▸ Set task
Comb the records below for the string "Total" and copy each line where it turns up.

========================================================================

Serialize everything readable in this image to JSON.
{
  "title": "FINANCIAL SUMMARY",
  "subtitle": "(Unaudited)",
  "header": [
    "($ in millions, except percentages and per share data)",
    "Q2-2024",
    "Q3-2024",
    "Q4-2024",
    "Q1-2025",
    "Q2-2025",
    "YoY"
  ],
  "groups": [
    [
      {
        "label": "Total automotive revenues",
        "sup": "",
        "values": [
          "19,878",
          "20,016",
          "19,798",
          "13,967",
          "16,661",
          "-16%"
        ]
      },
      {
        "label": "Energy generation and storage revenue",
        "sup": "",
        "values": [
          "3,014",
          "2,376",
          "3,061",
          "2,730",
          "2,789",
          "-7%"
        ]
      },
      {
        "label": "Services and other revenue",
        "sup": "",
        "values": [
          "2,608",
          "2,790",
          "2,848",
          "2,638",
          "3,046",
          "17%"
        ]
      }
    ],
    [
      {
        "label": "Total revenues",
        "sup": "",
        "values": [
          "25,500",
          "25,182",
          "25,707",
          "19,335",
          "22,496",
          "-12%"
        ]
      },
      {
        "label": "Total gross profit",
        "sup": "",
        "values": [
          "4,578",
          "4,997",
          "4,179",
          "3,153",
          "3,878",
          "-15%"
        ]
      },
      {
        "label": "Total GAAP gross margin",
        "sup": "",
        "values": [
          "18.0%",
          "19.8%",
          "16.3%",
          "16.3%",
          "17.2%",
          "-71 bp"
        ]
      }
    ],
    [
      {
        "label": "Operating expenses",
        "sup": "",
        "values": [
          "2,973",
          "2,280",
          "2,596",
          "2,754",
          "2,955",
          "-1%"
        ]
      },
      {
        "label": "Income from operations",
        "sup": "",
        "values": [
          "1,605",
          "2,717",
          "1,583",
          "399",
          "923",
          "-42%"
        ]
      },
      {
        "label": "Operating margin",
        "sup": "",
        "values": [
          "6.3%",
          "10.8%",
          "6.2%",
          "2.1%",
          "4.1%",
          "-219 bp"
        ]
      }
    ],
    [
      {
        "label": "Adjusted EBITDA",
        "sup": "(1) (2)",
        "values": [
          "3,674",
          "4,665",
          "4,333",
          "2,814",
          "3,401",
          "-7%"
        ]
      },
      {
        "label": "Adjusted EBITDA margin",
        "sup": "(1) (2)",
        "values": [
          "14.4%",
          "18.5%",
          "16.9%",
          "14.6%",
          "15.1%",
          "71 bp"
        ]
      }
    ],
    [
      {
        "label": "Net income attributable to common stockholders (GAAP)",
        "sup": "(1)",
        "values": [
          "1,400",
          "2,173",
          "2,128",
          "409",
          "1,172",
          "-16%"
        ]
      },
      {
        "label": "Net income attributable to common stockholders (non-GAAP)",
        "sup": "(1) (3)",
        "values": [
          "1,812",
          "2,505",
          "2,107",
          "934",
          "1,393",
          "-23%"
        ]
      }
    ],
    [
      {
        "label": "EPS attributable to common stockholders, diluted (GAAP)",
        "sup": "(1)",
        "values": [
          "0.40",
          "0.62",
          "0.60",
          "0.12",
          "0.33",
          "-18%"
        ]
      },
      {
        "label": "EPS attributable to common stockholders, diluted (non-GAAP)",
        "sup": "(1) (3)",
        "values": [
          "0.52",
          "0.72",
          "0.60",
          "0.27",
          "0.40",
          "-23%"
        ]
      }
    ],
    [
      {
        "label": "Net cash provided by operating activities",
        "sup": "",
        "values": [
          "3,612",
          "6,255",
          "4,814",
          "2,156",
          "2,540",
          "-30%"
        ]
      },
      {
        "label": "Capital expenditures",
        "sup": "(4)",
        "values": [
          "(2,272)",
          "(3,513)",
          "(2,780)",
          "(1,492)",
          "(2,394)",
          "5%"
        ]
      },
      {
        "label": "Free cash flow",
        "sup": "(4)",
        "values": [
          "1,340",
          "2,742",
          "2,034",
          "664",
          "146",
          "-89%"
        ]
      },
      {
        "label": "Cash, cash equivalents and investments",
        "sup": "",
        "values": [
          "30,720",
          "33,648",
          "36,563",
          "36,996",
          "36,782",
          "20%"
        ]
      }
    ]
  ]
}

========================================================================

▸ Exercise answer
        "label": "Total automotive revenues",
        "label": "Total revenues",
        "label": "Total gross profit",
        "label": "Total GAAP gross margin",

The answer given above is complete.